#### Record set
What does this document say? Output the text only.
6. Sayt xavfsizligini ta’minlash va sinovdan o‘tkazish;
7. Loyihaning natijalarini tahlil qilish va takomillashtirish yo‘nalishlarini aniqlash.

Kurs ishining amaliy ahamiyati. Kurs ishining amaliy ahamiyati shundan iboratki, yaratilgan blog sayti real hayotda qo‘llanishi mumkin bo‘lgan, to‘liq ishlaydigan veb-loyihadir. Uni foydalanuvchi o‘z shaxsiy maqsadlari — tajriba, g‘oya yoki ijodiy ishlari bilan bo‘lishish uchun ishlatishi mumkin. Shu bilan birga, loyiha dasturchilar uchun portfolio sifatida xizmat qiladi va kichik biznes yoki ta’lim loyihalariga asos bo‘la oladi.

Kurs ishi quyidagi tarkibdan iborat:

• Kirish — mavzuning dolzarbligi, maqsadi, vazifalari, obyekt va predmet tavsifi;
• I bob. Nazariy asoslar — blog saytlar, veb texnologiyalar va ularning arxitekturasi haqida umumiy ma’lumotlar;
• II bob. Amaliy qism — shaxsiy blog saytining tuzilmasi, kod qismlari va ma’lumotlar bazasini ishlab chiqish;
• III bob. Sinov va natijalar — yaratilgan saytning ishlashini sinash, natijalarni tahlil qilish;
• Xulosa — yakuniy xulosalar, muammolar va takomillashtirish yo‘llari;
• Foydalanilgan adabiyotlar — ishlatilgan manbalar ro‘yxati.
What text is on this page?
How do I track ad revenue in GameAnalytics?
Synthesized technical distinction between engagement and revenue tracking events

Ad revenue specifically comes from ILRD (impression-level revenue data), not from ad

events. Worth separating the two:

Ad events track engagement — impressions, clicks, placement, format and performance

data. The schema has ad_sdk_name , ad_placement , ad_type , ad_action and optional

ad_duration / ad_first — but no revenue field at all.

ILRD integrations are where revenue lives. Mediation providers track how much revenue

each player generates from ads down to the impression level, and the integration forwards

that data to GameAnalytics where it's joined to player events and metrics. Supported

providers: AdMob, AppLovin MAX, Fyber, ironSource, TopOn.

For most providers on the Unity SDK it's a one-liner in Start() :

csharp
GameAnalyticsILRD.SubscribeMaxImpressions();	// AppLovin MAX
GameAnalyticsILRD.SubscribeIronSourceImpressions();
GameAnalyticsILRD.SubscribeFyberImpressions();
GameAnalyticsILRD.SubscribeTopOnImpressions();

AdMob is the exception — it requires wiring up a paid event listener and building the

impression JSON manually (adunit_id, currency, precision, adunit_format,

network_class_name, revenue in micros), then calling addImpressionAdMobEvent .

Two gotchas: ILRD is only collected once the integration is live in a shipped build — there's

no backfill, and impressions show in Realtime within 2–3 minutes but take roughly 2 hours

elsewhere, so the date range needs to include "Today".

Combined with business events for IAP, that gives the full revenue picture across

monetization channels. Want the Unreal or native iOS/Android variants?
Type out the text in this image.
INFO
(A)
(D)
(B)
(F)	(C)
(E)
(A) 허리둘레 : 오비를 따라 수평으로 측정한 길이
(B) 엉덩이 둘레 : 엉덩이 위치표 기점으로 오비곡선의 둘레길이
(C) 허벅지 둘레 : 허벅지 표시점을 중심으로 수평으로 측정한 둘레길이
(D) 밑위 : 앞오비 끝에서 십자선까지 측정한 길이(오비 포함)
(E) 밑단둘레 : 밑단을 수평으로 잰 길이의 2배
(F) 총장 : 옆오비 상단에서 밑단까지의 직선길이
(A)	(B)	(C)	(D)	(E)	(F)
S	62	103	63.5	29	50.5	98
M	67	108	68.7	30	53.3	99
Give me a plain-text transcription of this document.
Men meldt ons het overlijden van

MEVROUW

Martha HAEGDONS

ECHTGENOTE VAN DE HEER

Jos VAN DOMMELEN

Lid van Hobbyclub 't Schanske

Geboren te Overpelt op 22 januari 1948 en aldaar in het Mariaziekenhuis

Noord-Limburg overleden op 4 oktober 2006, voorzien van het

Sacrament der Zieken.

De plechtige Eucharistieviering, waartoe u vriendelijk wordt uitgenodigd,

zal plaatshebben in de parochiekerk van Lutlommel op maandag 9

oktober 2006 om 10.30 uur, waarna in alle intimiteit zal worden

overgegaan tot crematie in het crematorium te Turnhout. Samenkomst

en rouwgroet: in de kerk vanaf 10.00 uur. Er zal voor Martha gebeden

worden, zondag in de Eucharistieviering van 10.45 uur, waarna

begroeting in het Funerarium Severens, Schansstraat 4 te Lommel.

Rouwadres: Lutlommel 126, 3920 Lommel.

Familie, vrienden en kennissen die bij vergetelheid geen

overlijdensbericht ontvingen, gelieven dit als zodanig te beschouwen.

#### Task directions
Establish how many lines of the records contain the string "oktober" and state that number without elaboration.

#### The result
2